Exercise details :: Pick out the lines below that contain the string "this" and copy them all.

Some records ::
++++

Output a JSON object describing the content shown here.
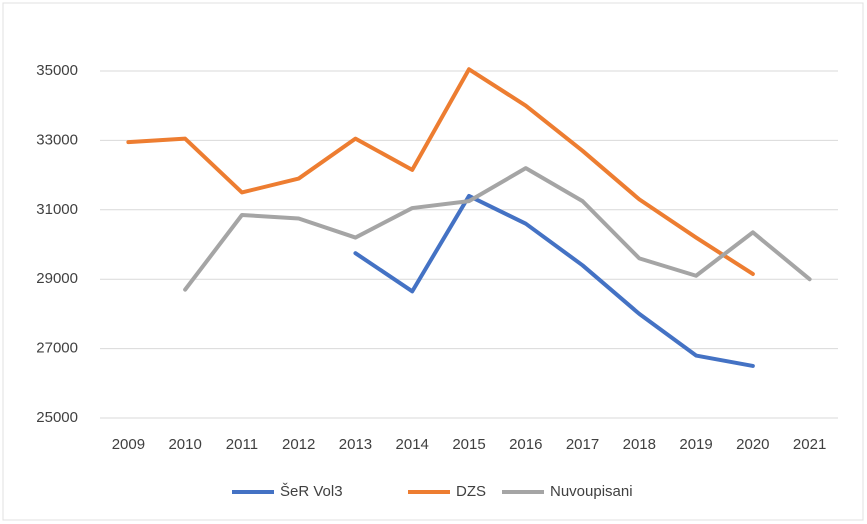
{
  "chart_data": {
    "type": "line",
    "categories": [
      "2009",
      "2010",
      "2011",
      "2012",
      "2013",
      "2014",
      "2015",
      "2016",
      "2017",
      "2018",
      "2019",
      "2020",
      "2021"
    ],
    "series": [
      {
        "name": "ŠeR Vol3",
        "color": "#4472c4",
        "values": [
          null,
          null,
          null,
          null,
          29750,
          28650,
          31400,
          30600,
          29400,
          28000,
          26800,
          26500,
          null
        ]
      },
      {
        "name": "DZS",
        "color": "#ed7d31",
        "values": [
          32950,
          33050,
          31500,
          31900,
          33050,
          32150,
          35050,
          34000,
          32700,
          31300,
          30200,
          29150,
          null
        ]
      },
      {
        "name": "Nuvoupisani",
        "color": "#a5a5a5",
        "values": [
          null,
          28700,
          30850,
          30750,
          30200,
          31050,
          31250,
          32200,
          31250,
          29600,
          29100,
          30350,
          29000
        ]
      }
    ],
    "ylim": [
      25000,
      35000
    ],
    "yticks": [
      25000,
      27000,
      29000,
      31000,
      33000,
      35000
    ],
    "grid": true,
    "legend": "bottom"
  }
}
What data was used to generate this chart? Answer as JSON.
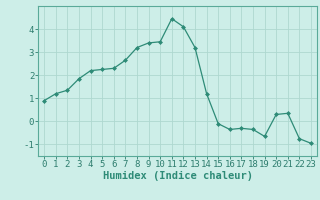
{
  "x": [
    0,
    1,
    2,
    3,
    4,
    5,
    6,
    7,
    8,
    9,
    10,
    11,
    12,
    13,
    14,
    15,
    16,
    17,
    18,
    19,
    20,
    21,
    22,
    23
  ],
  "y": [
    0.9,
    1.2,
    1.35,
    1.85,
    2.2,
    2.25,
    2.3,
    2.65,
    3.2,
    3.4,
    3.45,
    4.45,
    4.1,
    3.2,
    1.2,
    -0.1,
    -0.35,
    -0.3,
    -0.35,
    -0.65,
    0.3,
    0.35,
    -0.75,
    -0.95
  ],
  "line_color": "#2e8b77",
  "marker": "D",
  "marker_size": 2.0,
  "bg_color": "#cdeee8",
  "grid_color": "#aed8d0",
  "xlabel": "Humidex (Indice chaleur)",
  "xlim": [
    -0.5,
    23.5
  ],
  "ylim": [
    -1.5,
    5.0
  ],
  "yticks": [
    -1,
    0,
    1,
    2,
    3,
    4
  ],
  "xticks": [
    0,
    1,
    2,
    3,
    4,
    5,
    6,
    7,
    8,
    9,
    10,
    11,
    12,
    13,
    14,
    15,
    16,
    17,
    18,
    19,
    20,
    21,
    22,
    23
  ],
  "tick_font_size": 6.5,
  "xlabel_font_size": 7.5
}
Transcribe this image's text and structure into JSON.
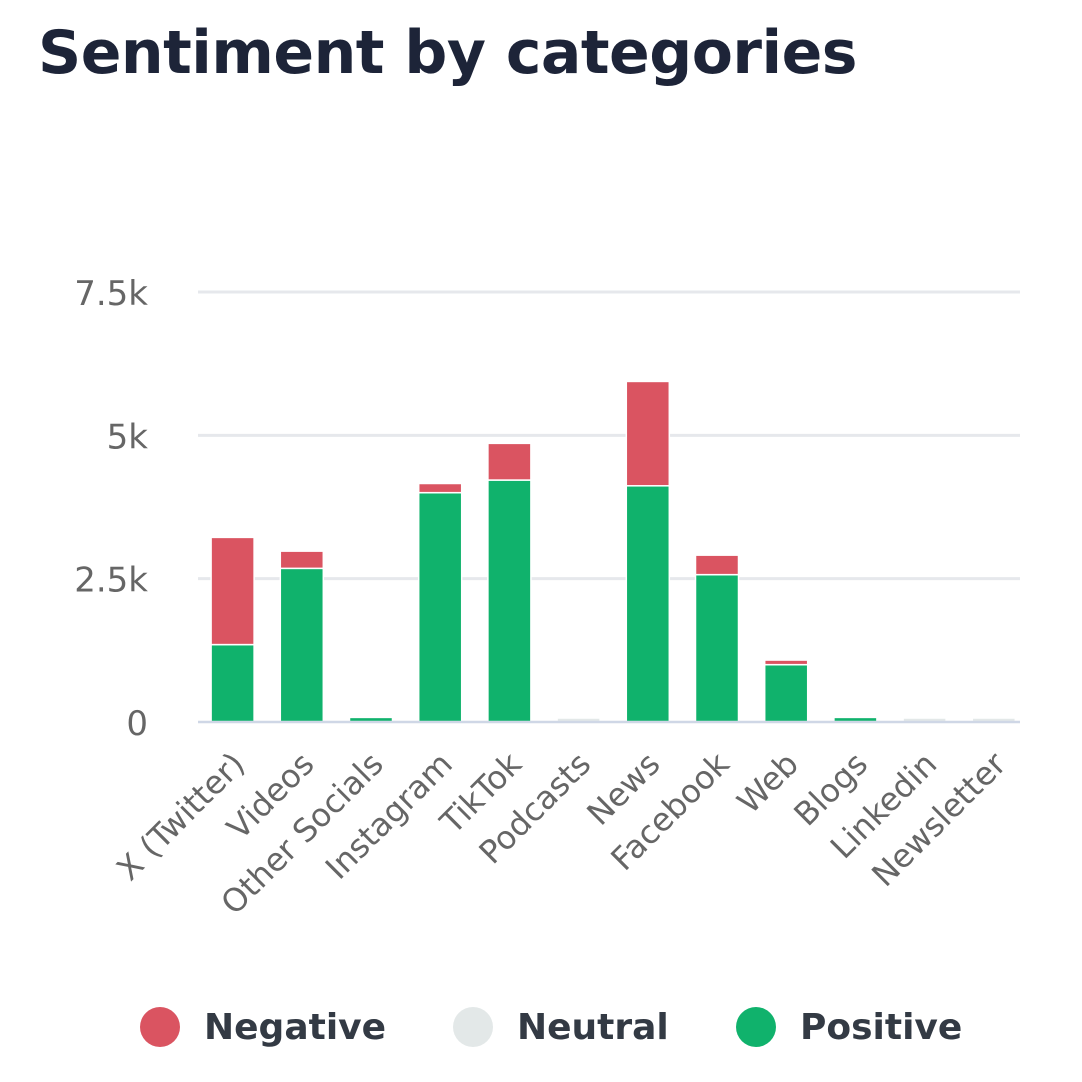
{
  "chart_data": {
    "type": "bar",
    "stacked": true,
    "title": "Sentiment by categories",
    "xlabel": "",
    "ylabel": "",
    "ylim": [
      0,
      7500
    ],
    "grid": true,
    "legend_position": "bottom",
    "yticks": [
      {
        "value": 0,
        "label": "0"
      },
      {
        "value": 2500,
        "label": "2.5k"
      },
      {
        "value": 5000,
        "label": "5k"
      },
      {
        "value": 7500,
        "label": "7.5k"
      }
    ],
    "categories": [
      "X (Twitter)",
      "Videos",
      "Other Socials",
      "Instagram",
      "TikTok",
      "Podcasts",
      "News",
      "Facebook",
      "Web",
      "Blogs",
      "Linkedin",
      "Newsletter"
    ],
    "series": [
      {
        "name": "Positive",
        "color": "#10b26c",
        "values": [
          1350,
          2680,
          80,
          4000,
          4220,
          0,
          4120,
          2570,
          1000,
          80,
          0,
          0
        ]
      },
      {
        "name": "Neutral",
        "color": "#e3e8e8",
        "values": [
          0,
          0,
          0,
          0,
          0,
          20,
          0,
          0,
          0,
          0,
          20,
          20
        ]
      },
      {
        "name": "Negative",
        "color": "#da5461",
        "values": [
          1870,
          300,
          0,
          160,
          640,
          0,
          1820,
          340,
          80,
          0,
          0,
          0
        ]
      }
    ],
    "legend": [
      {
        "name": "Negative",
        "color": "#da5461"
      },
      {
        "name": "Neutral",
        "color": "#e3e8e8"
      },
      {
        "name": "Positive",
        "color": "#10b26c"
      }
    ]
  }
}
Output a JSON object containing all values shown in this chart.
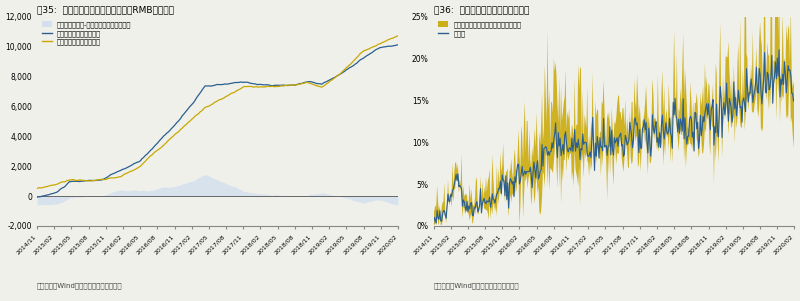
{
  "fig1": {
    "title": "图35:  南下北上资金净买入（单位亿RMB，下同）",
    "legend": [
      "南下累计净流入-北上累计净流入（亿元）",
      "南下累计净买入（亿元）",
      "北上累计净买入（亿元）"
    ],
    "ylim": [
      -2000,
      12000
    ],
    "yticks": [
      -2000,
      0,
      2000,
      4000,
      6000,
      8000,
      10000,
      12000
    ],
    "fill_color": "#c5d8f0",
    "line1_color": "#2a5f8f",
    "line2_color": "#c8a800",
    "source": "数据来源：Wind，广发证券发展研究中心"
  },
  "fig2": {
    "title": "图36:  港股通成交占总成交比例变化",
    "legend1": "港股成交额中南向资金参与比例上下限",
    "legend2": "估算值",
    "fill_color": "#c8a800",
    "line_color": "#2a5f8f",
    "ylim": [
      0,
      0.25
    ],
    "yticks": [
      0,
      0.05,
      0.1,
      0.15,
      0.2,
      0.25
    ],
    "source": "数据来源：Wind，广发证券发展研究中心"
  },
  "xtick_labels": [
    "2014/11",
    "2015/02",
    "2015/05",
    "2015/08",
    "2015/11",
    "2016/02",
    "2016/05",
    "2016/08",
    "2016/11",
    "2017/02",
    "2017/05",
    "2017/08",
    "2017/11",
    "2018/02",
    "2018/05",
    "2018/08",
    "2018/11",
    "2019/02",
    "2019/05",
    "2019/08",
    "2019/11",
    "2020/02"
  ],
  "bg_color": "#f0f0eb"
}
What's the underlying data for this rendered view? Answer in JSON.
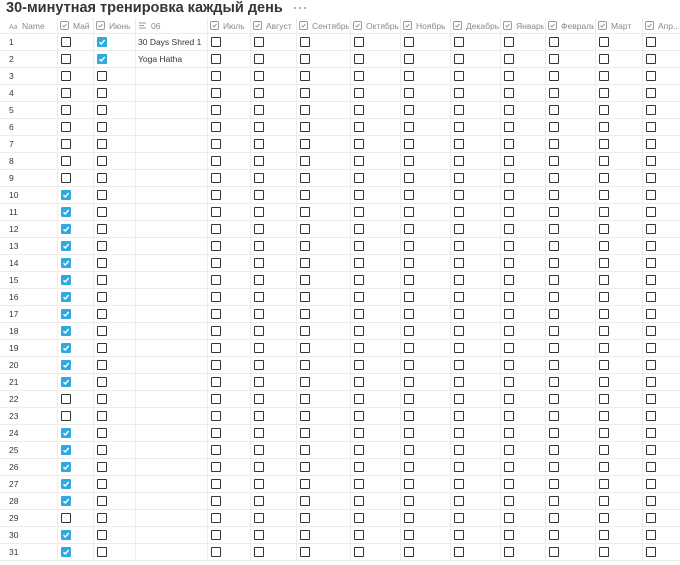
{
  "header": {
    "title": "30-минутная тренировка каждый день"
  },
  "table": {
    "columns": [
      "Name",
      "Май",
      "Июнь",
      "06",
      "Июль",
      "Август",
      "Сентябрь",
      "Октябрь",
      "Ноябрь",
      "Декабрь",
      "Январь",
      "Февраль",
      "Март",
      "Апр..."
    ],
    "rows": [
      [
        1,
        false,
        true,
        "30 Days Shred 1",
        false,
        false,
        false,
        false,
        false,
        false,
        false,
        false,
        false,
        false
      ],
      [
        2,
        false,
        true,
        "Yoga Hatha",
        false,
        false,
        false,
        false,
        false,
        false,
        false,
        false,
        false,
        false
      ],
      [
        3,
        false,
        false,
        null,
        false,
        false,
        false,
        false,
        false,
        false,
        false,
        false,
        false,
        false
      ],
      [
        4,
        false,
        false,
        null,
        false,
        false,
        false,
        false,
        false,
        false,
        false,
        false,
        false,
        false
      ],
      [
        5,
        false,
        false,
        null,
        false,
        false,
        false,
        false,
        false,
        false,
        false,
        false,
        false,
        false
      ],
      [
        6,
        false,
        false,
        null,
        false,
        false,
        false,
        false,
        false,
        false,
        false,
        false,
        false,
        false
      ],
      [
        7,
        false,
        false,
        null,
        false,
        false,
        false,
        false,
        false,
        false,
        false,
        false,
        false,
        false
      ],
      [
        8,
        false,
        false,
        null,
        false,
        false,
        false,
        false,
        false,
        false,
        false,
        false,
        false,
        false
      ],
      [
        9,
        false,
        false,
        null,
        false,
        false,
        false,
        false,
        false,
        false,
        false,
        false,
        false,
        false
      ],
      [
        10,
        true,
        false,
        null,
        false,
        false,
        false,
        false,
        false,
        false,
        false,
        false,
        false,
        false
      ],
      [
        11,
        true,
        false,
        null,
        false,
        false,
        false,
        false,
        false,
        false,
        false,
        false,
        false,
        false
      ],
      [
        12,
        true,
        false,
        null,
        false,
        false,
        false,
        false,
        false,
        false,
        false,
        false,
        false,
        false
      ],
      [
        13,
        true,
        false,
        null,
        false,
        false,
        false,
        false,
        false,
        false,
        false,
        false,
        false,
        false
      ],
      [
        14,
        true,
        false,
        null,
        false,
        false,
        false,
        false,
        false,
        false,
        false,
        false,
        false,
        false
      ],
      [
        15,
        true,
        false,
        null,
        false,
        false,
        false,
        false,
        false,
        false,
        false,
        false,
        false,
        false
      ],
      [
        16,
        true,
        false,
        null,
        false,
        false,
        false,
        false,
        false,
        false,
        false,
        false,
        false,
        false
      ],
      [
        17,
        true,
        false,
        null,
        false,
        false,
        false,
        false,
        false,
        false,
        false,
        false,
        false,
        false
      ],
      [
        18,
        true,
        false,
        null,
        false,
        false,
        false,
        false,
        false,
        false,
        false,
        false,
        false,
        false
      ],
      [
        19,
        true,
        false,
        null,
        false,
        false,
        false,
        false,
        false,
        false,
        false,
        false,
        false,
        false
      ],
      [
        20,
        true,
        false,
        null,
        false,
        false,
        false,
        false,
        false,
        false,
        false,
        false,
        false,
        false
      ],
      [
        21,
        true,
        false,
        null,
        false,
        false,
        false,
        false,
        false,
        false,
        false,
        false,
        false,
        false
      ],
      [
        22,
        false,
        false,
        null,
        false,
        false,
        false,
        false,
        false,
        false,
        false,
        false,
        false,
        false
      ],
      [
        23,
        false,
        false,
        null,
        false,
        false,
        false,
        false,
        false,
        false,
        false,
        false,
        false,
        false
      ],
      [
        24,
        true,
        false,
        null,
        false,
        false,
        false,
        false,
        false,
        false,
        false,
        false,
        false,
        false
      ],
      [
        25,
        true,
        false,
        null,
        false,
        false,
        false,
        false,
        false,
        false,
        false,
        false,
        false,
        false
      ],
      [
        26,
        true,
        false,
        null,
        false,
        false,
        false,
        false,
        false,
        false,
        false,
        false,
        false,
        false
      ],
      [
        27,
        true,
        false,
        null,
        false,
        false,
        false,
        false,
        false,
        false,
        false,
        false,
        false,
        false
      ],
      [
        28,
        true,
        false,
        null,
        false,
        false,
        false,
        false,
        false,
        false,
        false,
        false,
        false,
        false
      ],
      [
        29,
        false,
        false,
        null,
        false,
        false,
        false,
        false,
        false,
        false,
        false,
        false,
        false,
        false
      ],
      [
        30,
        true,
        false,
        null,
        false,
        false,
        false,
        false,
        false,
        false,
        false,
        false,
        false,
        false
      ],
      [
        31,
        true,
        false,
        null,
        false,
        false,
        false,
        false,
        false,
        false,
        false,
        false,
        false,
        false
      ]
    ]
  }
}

++++

The response ::
What data was used to generate this chart? Answer as JSON.
Transcribe this image's text and structure into JSON.
Output a JSON object containing all values shown in this chart.
What's the underlying data for this rendered view? Answer in JSON.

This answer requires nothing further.